Als vor fünf Jahren Rana Plaza einstürzte, hat das die Welt schockiert.

Nazma Akter: Ich habe selbst den Zusammensturz des Gebäudes in Rana Plaza miterlebt. Es war entsetzlich. Über 1100 Menschen starben. Ich kenne viele Arbeiter, die damals schwer verletzt überlebten und heute noch an den Spätfolgen leiden.

Danach kam das Brandschutzabkommen, der sogenannte Accord, zustande, der vom globalen Gewerkschaftsdachverband IndustriALL Global mitverhandelt wurde. Was hat es gebracht?

In unserem Land fehlen harte Vorschriften und staatliche Kontrollen gibt es kaum. Mit dem Accord wurde ein rechtlich bindendes Dokument geschaffen, bei dem sich die Modefirmen verpflichteten, es umzusetzen und sich finanziell zu beteiligen. So wurde Druck ausgeübt und eigens geschulte, unabhängige Inspektoren konnten die Schwachpunkte in vielen Fabriken aufdecken. Die Umsetzung des Accords und die Einhaltung seiner verbindlichen Regel gelingen nur mit kämpferischen und starken Gewerkschaften vor Ort.

**Aufgabe 1**: Wie viele Menschen starben laut dem Lesetext beim Einsturz des Gebäudes in Rana Plaza?
**Aufgabe 2**: Gib den Abschnitt des Lesetexts wörtlich wieder, der mit den Worten „Als vor fünf“ beginnt und mit „hat es gebracht?“ schließt.

**Einträge**:
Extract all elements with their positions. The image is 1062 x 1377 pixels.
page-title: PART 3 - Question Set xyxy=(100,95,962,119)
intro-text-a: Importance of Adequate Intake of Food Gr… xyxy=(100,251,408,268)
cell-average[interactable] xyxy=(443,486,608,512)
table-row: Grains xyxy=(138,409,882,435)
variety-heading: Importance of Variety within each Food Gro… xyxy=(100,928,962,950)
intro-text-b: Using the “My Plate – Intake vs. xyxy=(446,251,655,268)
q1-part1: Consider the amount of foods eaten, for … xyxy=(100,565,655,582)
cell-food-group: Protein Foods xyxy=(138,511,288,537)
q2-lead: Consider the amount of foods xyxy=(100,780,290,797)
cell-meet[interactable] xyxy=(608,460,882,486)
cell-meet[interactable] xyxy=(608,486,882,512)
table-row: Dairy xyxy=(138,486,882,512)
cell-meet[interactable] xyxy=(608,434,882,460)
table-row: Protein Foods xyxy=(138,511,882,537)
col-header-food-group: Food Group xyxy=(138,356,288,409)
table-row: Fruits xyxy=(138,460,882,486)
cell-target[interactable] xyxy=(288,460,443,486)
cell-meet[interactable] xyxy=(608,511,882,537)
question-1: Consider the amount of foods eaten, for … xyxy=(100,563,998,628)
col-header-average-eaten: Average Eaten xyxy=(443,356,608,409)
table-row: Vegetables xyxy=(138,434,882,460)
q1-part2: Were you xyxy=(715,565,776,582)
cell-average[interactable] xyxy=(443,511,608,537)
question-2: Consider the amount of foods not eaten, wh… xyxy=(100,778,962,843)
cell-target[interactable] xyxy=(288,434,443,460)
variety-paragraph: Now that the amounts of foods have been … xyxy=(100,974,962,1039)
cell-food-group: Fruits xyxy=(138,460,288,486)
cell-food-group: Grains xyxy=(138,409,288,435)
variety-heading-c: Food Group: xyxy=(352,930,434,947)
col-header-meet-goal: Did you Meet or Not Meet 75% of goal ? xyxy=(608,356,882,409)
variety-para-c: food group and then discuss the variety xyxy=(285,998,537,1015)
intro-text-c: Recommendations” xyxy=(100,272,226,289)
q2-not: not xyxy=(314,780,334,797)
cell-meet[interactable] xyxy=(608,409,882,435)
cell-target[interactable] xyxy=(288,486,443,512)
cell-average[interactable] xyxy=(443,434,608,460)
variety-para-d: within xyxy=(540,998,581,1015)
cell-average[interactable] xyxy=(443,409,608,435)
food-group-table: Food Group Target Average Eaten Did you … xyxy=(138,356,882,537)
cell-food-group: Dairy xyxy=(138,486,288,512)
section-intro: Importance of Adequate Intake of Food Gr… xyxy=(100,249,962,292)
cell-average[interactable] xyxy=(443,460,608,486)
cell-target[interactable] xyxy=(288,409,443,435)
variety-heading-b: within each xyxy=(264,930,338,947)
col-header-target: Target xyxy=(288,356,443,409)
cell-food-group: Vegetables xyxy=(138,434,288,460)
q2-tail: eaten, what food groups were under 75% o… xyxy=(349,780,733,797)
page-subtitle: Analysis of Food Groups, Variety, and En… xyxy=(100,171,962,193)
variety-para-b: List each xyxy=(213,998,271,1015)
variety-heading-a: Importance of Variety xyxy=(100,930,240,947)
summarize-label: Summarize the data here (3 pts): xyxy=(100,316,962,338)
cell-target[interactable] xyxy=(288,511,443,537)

**Lösung 1**: Über 1100 Menschen.

**Lösung 2**:
Als vor fünf Jahren Rana Plaza einstürzte, hat das die Welt schockiert.

Nazma Akter: Ich habe selbst den Zusammensturz des Gebäudes in Rana Plaza miterlebt. Es war entsetzlich. Über 1100 Menschen starben. Ich kenne viele Arbeiter, die damals schwer verletzt überlebten und heute noch an den Spätfolgen leiden.

Danach kam das Brandschutzabkommen, der sogenannte Accord, zustande, der vom globalen Gewerkschaftsdachverband IndustriALL Global mitverhandelt wurde. Was hat es gebracht?